[BEGIN]

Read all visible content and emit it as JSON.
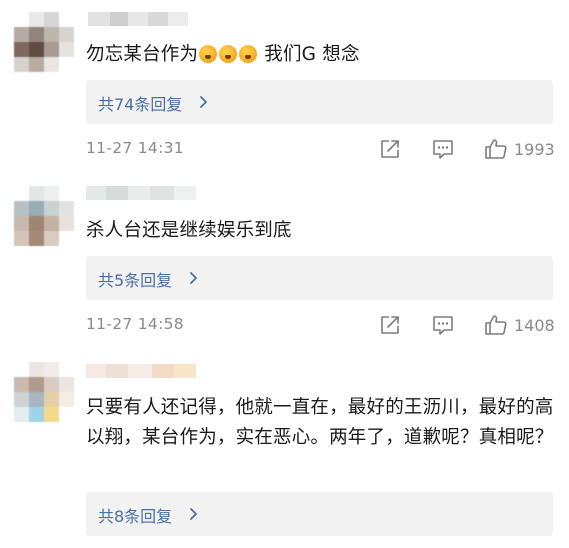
{
  "comments": [
    {
      "text": "勿忘某台作为",
      "text_suffix": " 我们G 想念",
      "emoji_names": [
        "angry-face-icon",
        "angry-face-icon",
        "angry-face-icon"
      ],
      "reply_label": "共74条回复",
      "time": "11-27 14:31",
      "likes": "1993"
    },
    {
      "text": "杀人台还是继续娱乐到底",
      "reply_label": "共5条回复",
      "time": "11-27 14:58",
      "likes": "1408"
    },
    {
      "text": "只要有人还记得，他就一直在，最好的王沥川，最好的高以翔，某台作为，实在恶心。两年了，道歉呢？真相呢？",
      "reply_label": "共8条回复"
    }
  ],
  "colors": {
    "link": "#4a6fa5",
    "meta": "#8a8a8a",
    "reply_bg": "#f2f2f2",
    "icon": "#7d7d7d"
  }
}
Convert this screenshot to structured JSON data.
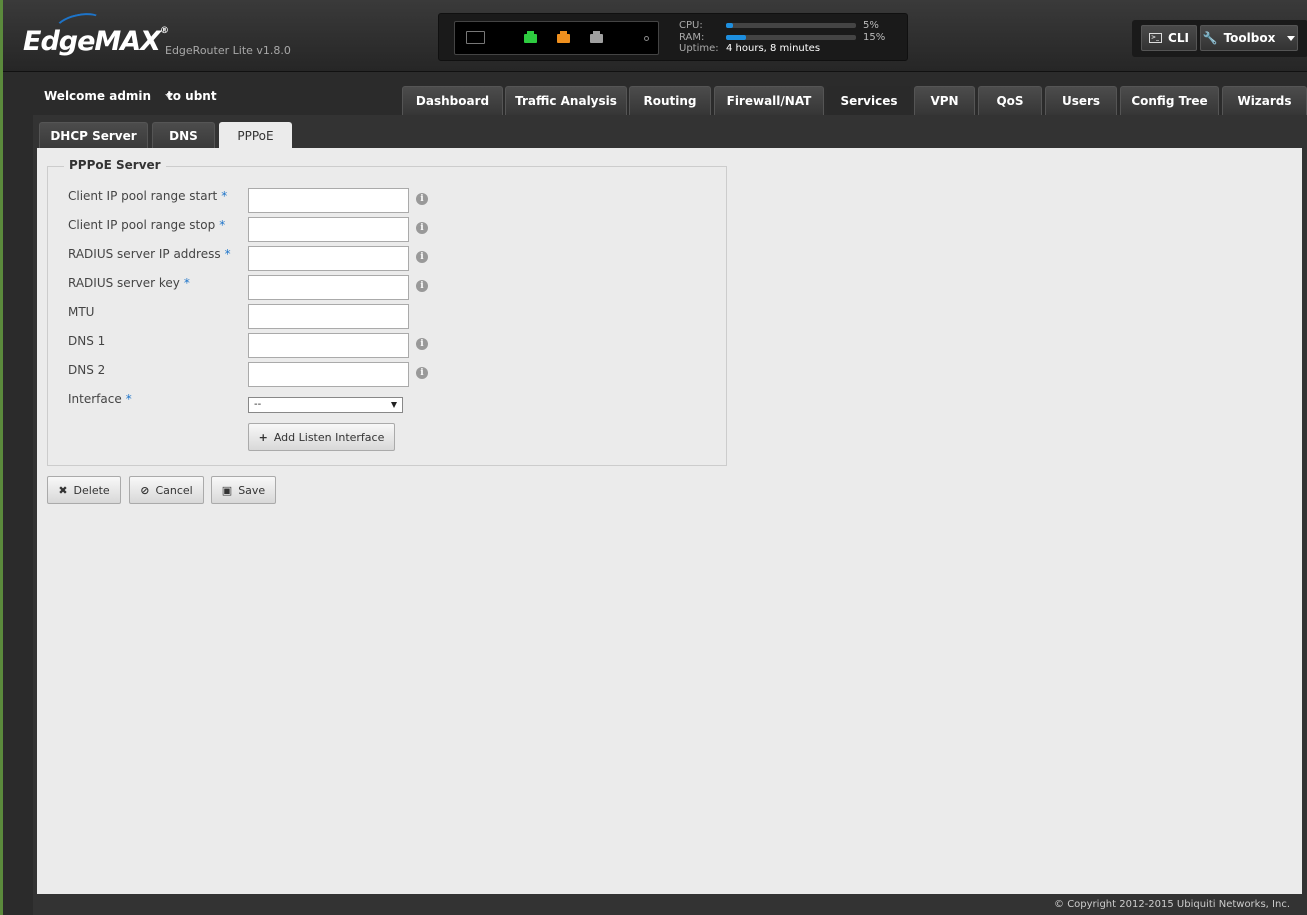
{
  "app": {
    "brand": "EdgeMAX",
    "model": "EdgeRouter Lite v1.8.0"
  },
  "status": {
    "cpu_label": "CPU:",
    "cpu_pct_text": "5%",
    "cpu_value": 0.05,
    "ram_label": "RAM:",
    "ram_pct_text": "15%",
    "ram_value": 0.15,
    "uptime_label": "Uptime:",
    "uptime_value": "4 hours, 8 minutes",
    "ports": [
      {
        "name": "console",
        "color": "#777777"
      },
      {
        "name": "eth0",
        "color": "#2ecc40"
      },
      {
        "name": "eth1",
        "color": "#f0901e"
      },
      {
        "name": "eth2",
        "color": "#a0a0a0"
      }
    ]
  },
  "toolbar": {
    "cli_label": "CLI",
    "toolbox_label": "Toolbox"
  },
  "user": {
    "welcome": "Welcome admin",
    "to_label": "to ubnt"
  },
  "main_tabs": [
    {
      "label": "Dashboard",
      "active": false
    },
    {
      "label": "Traffic Analysis",
      "active": false
    },
    {
      "label": "Routing",
      "active": false
    },
    {
      "label": "Firewall/NAT",
      "active": false
    },
    {
      "label": "Services",
      "active": true
    },
    {
      "label": "VPN",
      "active": false
    },
    {
      "label": "QoS",
      "active": false
    },
    {
      "label": "Users",
      "active": false
    },
    {
      "label": "Config Tree",
      "active": false
    },
    {
      "label": "Wizards",
      "active": false
    }
  ],
  "sub_tabs": [
    {
      "label": "DHCP Server",
      "active": false
    },
    {
      "label": "DNS",
      "active": false
    },
    {
      "label": "PPPoE",
      "active": true
    }
  ],
  "form": {
    "legend": "PPPoE Server",
    "fields": [
      {
        "label": "Client IP pool range start",
        "required": true,
        "value": "",
        "info": true
      },
      {
        "label": "Client IP pool range stop",
        "required": true,
        "value": "",
        "info": true
      },
      {
        "label": "RADIUS server IP address",
        "required": true,
        "value": "",
        "info": true
      },
      {
        "label": "RADIUS server key",
        "required": true,
        "value": "",
        "info": true
      },
      {
        "label": "MTU",
        "required": false,
        "value": "",
        "info": false
      },
      {
        "label": "DNS 1",
        "required": false,
        "value": "",
        "info": true
      },
      {
        "label": "DNS 2",
        "required": false,
        "value": "",
        "info": true
      }
    ],
    "interface_label": "Interface",
    "interface_required": true,
    "interface_value": "--",
    "add_listen_label": "Add Listen Interface",
    "required_mark": "*",
    "info_glyph": "i"
  },
  "actions": {
    "delete_label": "Delete",
    "cancel_label": "Cancel",
    "save_label": "Save"
  },
  "footer": {
    "copyright": "© Copyright 2012-2015 Ubiquiti Networks, Inc."
  }
}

[END]

Challenge: Locate the word "range" in the entries, and copy every line where it is found.

Worked answer:
        "label": "Client IP pool range start",
        "label": "Client IP pool range stop",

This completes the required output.